- **EXERCISE DIRECTIONS**: Spot every line with the word "外科医生" and return it.

- **Data entries**:
*****
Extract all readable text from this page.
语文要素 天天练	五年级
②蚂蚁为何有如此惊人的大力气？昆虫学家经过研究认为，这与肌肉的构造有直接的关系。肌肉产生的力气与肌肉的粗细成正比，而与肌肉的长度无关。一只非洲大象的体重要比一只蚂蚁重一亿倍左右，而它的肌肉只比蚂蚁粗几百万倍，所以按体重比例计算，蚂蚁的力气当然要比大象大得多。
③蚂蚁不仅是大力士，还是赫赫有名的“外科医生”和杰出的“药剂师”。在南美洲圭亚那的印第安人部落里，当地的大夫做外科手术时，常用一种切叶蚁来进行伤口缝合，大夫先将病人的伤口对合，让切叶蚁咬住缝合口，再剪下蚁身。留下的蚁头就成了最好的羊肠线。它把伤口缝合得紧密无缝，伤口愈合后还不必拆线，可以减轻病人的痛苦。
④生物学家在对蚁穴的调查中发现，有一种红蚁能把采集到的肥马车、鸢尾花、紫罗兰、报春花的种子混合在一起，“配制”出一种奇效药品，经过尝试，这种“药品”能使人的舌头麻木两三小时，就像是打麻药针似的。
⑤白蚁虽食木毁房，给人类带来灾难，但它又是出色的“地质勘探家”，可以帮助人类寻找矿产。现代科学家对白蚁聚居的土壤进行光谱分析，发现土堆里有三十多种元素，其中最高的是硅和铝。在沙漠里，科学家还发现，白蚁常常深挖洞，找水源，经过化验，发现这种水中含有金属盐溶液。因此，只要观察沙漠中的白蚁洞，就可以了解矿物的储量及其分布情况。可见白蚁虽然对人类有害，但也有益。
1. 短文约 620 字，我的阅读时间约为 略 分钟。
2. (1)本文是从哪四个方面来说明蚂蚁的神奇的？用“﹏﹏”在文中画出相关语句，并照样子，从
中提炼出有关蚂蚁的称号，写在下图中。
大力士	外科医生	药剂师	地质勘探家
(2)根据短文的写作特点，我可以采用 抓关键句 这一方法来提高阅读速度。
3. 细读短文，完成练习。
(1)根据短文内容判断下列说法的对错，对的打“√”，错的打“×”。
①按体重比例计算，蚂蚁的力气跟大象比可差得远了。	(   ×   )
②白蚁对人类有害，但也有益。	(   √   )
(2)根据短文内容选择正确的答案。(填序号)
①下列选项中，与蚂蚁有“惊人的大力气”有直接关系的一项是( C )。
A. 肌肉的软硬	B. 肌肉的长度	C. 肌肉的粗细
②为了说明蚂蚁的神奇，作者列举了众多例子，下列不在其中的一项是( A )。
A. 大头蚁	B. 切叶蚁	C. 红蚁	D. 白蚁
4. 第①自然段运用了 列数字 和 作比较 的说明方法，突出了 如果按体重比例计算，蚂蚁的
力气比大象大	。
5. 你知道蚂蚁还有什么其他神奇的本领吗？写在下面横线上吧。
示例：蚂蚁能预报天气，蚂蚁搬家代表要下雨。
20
*****
- **RESULT**:
③蚂蚁不仅是大力士，还是赫赫有名的“外科医生”和杰出的“药剂师”。在南美洲圭亚那的印第安人部落里，当地的大夫做外科手术时，常用一种切叶蚁来进行伤口缝合，大夫先将病人的伤口对合，让切叶蚁咬住缝合口，再剪下蚁身。留下的蚁头就成了最好的羊肠线。它把伤口缝合得紧密无缝，伤口愈合后还不必拆线，可以减轻病人的痛苦。
大力士	外科医生	药剂师	地质勘探家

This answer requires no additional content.